◆ **MATERIAL TO PROCESS**
★ ★ ★ ★ ★
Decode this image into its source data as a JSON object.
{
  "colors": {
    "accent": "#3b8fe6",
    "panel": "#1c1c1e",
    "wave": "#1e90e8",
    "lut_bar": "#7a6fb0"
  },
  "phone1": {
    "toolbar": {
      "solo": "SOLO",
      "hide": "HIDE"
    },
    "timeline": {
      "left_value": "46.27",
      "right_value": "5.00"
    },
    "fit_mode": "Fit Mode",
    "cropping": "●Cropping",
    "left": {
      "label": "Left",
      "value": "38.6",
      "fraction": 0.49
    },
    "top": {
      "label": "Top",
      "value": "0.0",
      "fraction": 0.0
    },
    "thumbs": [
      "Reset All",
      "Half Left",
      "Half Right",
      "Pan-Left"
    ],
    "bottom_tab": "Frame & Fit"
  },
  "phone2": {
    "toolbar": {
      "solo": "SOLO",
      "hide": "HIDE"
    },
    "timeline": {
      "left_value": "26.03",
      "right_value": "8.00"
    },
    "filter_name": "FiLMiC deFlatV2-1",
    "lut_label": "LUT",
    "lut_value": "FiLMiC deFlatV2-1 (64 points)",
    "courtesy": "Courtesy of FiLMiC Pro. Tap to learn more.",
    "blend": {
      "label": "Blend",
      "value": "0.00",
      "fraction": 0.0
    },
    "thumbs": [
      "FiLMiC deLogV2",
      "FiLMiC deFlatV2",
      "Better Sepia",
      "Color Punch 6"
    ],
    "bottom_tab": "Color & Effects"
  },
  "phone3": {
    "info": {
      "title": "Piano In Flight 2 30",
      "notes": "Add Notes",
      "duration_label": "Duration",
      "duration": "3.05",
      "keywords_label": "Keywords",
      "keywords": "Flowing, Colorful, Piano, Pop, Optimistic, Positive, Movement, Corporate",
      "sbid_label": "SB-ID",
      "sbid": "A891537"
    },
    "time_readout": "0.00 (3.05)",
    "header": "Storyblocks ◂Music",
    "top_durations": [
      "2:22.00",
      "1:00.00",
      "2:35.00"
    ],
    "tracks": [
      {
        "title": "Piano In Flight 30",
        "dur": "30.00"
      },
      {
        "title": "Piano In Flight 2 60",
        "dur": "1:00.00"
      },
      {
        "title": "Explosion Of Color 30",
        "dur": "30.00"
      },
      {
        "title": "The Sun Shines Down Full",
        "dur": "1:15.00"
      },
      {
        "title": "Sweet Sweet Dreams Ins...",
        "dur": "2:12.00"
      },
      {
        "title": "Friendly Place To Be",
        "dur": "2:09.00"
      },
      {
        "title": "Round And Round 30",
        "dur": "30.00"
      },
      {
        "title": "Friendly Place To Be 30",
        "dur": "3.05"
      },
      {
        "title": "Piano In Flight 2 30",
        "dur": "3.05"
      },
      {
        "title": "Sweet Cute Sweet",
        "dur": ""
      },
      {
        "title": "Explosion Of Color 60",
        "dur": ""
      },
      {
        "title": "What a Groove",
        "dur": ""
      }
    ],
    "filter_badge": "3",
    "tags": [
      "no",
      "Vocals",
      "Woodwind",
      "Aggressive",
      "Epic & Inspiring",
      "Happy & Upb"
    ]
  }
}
★ ★ ★ ★ ★
◆ **SET PROBLEM**
Extract the complete listing above, reproducing each line exactly.

◆ **COMPLETED EXERCISE**
Decode this image into its source data as a JSON object.
{
  "colors": {
    "accent": "#3b8fe6",
    "panel": "#1c1c1e",
    "wave": "#1e90e8",
    "lut_bar": "#7a6fb0"
  },
  "phone1": {
    "toolbar": {
      "solo": "SOLO",
      "hide": "HIDE"
    },
    "timeline": {
      "left_value": "46.27",
      "right_value": "5.00"
    },
    "fit_mode": "Fit Mode",
    "cropping": "●Cropping",
    "left": {
      "label": "Left",
      "value": "38.6",
      "fraction": 0.49
    },
    "top": {
      "label": "Top",
      "value": "0.0",
      "fraction": 0.0
    },
    "thumbs": [
      "Reset All",
      "Half Left",
      "Half Right",
      "Pan-Left"
    ],
    "bottom_tab": "Frame & Fit"
  },
  "phone2": {
    "toolbar": {
      "solo": "SOLO",
      "hide": "HIDE"
    },
    "timeline": {
      "left_value": "26.03",
      "right_value": "8.00"
    },
    "filter_name": "FiLMiC deFlatV2-1",
    "lut_label": "LUT",
    "lut_value": "FiLMiC deFlatV2-1 (64 points)",
    "courtesy": "Courtesy of FiLMiC Pro. Tap to learn more.",
    "blend": {
      "label": "Blend",
      "value": "0.00",
      "fraction": 0.0
    },
    "thumbs": [
      "FiLMiC deLogV2",
      "FiLMiC deFlatV2",
      "Better Sepia",
      "Color Punch 6"
    ],
    "bottom_tab": "Color & Effects"
  },
  "phone3": {
    "info": {
      "title": "Piano In Flight 2 30",
      "notes": "Add Notes",
      "duration_label": "Duration",
      "duration": "3.05",
      "keywords_label": "Keywords",
      "keywords": "Flowing, Colorful, Piano, Pop, Optimistic, Positive, Movement, Corporate",
      "sbid_label": "SB-ID",
      "sbid": "A891537"
    },
    "time_readout": "0.00 (3.05)",
    "header": "Storyblocks ◂Music",
    "top_durations": [
      "2:22.00",
      "1:00.00",
      "2:35.00"
    ],
    "tracks": [
      {
        "title": "Piano In Flight 30",
        "dur": "30.00"
      },
      {
        "title": "Piano In Flight 2 60",
        "dur": "1:00.00"
      },
      {
        "title": "Explosion Of Color 30",
        "dur": "30.00"
      },
      {
        "title": "The Sun Shines Down Full",
        "dur": "1:15.00"
      },
      {
        "title": "Sweet Sweet Dreams Ins...",
        "dur": "2:12.00"
      },
      {
        "title": "Friendly Place To Be",
        "dur": "2:09.00"
      },
      {
        "title": "Round And Round 30",
        "dur": "30.00"
      },
      {
        "title": "Friendly Place To Be 30",
        "dur": "3.05"
      },
      {
        "title": "Piano In Flight 2 30",
        "dur": "3.05"
      },
      {
        "title": "Sweet Cute Sweet",
        "dur": ""
      },
      {
        "title": "Explosion Of Color 60",
        "dur": ""
      },
      {
        "title": "What a Groove",
        "dur": ""
      }
    ],
    "filter_badge": "3",
    "tags": [
      "no",
      "Vocals",
      "Woodwind",
      "Aggressive",
      "Epic & Inspiring",
      "Happy & Upb"
    ]
  }
}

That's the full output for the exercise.